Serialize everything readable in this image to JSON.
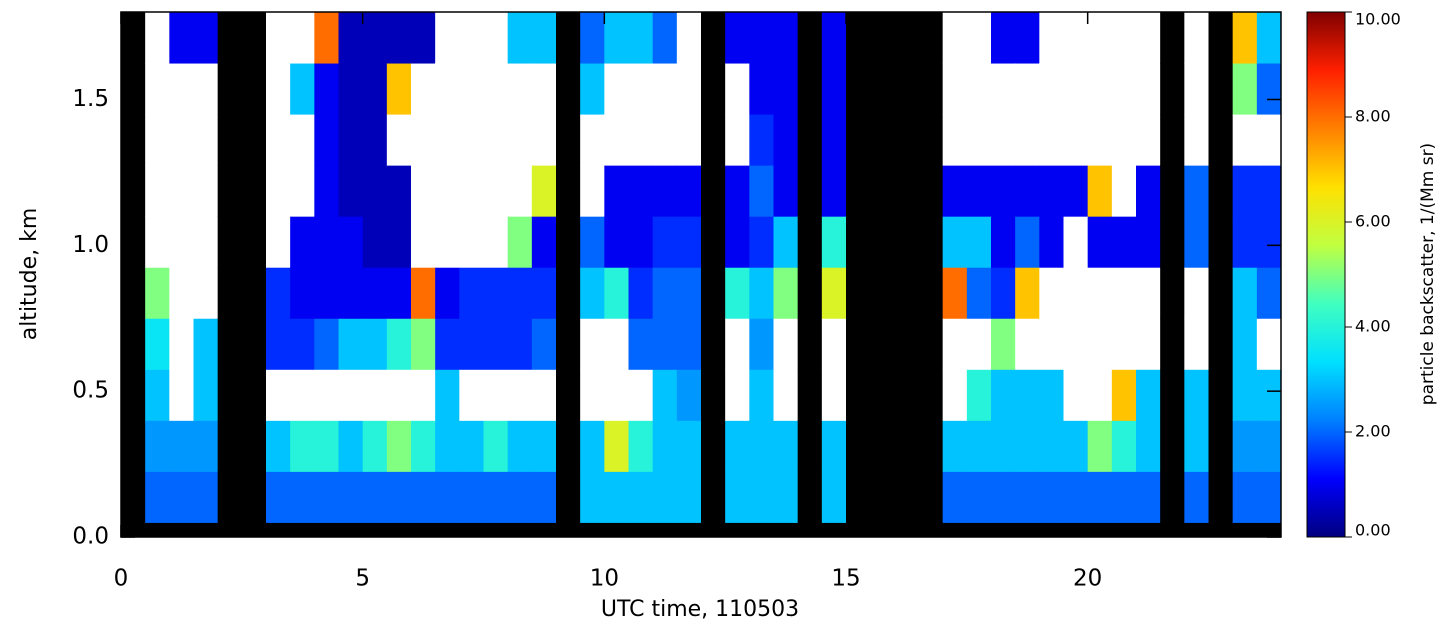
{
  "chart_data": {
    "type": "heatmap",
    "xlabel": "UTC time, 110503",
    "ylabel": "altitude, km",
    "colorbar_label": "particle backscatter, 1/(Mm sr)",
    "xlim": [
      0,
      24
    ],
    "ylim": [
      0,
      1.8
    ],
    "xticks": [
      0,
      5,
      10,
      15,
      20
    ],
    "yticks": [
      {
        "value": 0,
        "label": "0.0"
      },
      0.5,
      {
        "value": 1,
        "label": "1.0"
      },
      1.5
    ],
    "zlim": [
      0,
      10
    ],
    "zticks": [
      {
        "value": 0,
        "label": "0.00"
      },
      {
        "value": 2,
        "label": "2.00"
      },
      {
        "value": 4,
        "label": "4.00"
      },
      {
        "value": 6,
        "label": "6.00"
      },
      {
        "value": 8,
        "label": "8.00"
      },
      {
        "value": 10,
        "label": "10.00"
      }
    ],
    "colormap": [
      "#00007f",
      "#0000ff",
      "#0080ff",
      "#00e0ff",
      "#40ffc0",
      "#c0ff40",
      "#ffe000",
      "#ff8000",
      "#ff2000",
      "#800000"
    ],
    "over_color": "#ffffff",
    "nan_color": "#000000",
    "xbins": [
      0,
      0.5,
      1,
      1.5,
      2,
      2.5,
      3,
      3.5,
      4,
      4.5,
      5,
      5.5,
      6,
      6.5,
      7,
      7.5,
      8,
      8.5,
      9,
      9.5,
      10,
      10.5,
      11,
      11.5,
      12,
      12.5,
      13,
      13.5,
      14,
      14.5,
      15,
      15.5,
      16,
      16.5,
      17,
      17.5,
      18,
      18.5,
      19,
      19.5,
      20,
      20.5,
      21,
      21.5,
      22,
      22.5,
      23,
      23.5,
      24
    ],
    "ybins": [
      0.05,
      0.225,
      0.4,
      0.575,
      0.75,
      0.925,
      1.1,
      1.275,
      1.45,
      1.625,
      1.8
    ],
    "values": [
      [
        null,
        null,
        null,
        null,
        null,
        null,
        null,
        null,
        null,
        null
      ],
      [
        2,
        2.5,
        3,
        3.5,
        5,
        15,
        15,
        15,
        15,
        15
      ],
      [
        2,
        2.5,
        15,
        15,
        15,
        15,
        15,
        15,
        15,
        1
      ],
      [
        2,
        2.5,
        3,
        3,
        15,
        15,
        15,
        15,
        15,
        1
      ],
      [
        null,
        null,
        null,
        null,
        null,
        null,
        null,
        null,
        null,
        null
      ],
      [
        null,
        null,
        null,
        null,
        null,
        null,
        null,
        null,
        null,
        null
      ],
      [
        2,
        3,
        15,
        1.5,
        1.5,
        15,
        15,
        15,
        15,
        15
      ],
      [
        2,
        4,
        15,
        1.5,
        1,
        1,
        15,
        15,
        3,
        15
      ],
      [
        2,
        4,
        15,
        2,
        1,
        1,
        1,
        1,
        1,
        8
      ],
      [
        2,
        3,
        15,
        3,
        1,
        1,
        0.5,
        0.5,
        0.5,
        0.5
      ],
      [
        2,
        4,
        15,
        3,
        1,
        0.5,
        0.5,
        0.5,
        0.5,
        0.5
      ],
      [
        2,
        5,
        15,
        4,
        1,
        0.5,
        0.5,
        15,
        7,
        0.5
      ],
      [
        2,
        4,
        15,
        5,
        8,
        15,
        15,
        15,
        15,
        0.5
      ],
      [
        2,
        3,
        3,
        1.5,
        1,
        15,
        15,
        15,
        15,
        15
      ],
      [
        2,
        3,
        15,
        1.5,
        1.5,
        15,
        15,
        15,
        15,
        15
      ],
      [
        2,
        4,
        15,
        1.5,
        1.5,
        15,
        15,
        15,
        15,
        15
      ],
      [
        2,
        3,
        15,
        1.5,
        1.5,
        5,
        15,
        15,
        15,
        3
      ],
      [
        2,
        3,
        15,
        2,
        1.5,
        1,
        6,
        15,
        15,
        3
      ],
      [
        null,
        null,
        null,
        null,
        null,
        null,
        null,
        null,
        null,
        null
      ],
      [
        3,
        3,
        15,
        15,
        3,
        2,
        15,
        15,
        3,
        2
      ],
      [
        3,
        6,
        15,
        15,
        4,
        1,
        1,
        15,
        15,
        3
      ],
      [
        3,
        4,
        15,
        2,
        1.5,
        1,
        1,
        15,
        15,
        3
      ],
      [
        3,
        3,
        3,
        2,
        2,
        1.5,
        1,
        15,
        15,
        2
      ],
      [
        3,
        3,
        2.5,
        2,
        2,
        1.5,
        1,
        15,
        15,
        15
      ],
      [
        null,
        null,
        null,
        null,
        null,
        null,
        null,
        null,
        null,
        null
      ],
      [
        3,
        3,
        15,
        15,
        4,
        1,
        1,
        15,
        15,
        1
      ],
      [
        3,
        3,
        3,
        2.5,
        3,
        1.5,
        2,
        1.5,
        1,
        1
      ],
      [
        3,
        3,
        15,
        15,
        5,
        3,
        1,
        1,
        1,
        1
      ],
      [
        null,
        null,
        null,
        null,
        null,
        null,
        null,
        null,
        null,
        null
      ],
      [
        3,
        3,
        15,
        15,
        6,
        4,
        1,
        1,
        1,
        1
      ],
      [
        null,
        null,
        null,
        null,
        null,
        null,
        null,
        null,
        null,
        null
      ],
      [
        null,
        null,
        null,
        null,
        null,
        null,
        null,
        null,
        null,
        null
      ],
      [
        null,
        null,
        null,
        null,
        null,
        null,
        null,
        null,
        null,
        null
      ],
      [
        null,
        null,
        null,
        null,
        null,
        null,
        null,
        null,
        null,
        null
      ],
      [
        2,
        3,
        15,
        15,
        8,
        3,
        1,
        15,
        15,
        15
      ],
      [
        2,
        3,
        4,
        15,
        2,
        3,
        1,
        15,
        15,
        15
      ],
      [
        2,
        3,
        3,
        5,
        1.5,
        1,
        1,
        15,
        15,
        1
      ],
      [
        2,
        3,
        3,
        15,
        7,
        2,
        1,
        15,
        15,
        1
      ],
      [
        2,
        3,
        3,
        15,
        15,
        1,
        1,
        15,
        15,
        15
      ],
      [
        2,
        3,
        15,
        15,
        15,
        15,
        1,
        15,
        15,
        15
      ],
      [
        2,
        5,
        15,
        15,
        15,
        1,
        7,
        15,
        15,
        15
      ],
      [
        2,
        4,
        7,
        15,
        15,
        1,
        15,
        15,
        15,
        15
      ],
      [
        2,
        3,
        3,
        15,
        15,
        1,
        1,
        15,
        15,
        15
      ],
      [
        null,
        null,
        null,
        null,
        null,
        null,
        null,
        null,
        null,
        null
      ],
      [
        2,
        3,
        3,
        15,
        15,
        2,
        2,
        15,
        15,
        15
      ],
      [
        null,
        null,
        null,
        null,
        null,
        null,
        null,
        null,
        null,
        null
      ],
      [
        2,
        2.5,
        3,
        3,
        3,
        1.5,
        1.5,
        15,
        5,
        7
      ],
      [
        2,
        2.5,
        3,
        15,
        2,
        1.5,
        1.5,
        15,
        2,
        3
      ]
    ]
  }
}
⁂
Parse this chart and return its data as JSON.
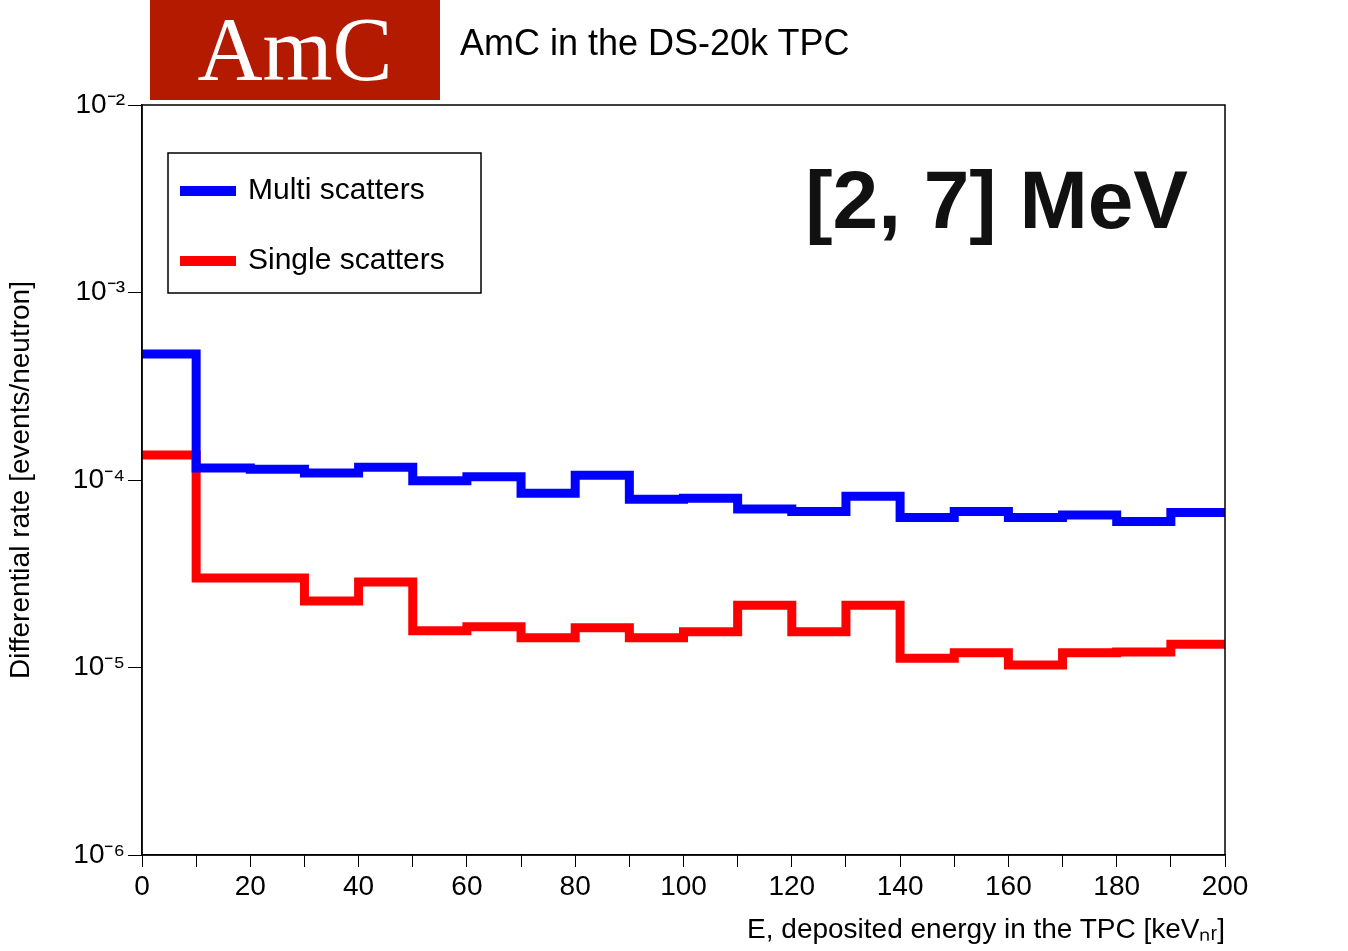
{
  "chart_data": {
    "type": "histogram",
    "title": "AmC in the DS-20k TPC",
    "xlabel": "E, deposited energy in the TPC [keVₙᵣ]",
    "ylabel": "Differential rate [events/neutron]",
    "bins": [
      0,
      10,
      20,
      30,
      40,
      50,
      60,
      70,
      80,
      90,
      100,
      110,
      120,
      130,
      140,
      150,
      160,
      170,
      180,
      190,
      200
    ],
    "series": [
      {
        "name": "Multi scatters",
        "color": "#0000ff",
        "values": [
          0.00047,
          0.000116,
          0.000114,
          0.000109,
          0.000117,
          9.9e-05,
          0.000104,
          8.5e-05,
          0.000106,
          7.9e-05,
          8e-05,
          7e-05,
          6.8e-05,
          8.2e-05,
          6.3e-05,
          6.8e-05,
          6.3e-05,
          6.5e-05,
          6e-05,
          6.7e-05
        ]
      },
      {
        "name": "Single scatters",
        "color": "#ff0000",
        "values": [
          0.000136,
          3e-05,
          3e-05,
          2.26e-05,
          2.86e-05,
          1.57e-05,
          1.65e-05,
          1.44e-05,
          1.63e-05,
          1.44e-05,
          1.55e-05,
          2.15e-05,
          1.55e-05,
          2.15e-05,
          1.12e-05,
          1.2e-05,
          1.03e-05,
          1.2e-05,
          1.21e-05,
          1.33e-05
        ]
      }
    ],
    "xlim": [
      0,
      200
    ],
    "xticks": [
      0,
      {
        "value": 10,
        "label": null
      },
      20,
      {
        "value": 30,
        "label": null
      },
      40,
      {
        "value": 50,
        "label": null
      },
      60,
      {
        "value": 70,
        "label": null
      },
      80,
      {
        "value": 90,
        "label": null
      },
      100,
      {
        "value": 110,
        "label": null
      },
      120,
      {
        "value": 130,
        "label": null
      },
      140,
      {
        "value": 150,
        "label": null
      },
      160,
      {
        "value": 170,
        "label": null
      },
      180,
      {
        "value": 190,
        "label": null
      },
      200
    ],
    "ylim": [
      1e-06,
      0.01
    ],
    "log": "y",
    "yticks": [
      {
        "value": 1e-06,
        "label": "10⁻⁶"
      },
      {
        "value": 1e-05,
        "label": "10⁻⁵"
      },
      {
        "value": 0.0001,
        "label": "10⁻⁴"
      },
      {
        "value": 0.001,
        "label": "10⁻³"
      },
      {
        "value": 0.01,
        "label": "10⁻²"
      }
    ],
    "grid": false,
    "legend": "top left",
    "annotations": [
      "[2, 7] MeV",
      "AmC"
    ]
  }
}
⁂
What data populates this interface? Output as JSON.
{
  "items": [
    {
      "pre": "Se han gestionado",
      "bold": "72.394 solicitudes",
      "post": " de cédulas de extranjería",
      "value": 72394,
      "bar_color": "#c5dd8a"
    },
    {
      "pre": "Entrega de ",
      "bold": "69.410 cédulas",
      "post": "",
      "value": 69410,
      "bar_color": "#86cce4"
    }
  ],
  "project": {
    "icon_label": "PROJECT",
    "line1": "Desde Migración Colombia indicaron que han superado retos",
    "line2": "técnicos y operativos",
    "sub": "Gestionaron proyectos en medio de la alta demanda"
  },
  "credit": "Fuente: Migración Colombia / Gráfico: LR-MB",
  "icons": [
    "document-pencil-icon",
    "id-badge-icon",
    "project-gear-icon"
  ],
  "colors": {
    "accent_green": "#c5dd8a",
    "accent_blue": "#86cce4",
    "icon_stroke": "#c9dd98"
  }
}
⁂
Task requirements: Identify lines with the string "post". Copy each one.

Task output:
      "post": " de cédulas de extranjería",
      "post": "",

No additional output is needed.